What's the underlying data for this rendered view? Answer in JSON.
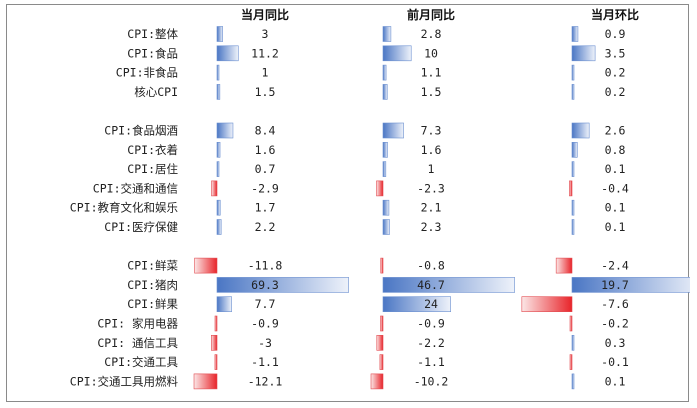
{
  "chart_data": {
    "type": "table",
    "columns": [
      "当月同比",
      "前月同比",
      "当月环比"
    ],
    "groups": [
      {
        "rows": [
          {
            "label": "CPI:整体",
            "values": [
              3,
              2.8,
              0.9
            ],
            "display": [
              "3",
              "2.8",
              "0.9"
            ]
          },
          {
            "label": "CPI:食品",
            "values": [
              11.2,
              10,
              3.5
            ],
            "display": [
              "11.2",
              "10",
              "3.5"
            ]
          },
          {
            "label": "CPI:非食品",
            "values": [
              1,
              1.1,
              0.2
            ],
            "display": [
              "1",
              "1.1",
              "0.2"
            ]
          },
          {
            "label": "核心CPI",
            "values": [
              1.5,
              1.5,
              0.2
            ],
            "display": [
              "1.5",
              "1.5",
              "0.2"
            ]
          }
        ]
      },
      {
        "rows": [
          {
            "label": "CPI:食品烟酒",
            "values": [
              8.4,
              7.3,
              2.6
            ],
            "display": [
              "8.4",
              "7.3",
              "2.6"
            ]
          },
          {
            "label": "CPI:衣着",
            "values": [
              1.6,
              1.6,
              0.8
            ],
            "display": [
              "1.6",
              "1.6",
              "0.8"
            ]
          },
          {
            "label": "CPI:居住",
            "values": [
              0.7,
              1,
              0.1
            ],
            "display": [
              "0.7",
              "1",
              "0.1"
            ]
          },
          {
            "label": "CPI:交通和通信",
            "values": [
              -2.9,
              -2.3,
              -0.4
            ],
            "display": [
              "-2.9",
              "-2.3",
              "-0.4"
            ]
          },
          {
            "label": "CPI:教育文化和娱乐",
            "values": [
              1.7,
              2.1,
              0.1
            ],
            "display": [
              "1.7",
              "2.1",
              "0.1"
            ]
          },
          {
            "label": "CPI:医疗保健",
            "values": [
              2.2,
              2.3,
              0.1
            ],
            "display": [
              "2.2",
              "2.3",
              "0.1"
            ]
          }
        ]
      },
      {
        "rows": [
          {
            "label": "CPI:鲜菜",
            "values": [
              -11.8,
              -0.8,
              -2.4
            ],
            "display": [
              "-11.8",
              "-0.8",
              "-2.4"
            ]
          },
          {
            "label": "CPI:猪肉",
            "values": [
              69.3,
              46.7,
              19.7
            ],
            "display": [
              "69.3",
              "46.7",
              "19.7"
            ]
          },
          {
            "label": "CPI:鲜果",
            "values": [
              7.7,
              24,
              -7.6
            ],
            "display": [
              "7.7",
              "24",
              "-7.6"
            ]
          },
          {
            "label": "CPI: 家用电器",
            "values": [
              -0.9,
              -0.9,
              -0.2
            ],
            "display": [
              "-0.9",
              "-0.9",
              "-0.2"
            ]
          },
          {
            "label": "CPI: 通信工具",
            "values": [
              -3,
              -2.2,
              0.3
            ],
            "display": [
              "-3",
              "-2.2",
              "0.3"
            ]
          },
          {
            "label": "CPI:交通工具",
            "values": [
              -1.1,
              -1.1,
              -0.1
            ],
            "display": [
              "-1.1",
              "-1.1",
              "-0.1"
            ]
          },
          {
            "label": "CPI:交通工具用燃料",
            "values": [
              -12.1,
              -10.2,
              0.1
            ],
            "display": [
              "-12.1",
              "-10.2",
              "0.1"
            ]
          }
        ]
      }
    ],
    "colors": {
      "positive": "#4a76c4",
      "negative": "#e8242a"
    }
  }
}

____________

• [What the exercise asks] Without including the pictures, reproduce all entries exactly.

• [Full response]
What's the underlying data for this rendered view? Answer in JSON.
{
  "chart_data": {
    "type": "table",
    "columns": [
      "当月同比",
      "前月同比",
      "当月环比"
    ],
    "groups": [
      {
        "rows": [
          {
            "label": "CPI:整体",
            "values": [
              3,
              2.8,
              0.9
            ],
            "display": [
              "3",
              "2.8",
              "0.9"
            ]
          },
          {
            "label": "CPI:食品",
            "values": [
              11.2,
              10,
              3.5
            ],
            "display": [
              "11.2",
              "10",
              "3.5"
            ]
          },
          {
            "label": "CPI:非食品",
            "values": [
              1,
              1.1,
              0.2
            ],
            "display": [
              "1",
              "1.1",
              "0.2"
            ]
          },
          {
            "label": "核心CPI",
            "values": [
              1.5,
              1.5,
              0.2
            ],
            "display": [
              "1.5",
              "1.5",
              "0.2"
            ]
          }
        ]
      },
      {
        "rows": [
          {
            "label": "CPI:食品烟酒",
            "values": [
              8.4,
              7.3,
              2.6
            ],
            "display": [
              "8.4",
              "7.3",
              "2.6"
            ]
          },
          {
            "label": "CPI:衣着",
            "values": [
              1.6,
              1.6,
              0.8
            ],
            "display": [
              "1.6",
              "1.6",
              "0.8"
            ]
          },
          {
            "label": "CPI:居住",
            "values": [
              0.7,
              1,
              0.1
            ],
            "display": [
              "0.7",
              "1",
              "0.1"
            ]
          },
          {
            "label": "CPI:交通和通信",
            "values": [
              -2.9,
              -2.3,
              -0.4
            ],
            "display": [
              "-2.9",
              "-2.3",
              "-0.4"
            ]
          },
          {
            "label": "CPI:教育文化和娱乐",
            "values": [
              1.7,
              2.1,
              0.1
            ],
            "display": [
              "1.7",
              "2.1",
              "0.1"
            ]
          },
          {
            "label": "CPI:医疗保健",
            "values": [
              2.2,
              2.3,
              0.1
            ],
            "display": [
              "2.2",
              "2.3",
              "0.1"
            ]
          }
        ]
      },
      {
        "rows": [
          {
            "label": "CPI:鲜菜",
            "values": [
              -11.8,
              -0.8,
              -2.4
            ],
            "display": [
              "-11.8",
              "-0.8",
              "-2.4"
            ]
          },
          {
            "label": "CPI:猪肉",
            "values": [
              69.3,
              46.7,
              19.7
            ],
            "display": [
              "69.3",
              "46.7",
              "19.7"
            ]
          },
          {
            "label": "CPI:鲜果",
            "values": [
              7.7,
              24,
              -7.6
            ],
            "display": [
              "7.7",
              "24",
              "-7.6"
            ]
          },
          {
            "label": "CPI: 家用电器",
            "values": [
              -0.9,
              -0.9,
              -0.2
            ],
            "display": [
              "-0.9",
              "-0.9",
              "-0.2"
            ]
          },
          {
            "label": "CPI: 通信工具",
            "values": [
              -3,
              -2.2,
              0.3
            ],
            "display": [
              "-3",
              "-2.2",
              "0.3"
            ]
          },
          {
            "label": "CPI:交通工具",
            "values": [
              -1.1,
              -1.1,
              -0.1
            ],
            "display": [
              "-1.1",
              "-1.1",
              "-0.1"
            ]
          },
          {
            "label": "CPI:交通工具用燃料",
            "values": [
              -12.1,
              -10.2,
              0.1
            ],
            "display": [
              "-12.1",
              "-10.2",
              "0.1"
            ]
          }
        ]
      }
    ],
    "colors": {
      "positive": "#4a76c4",
      "negative": "#e8242a"
    }
  }
}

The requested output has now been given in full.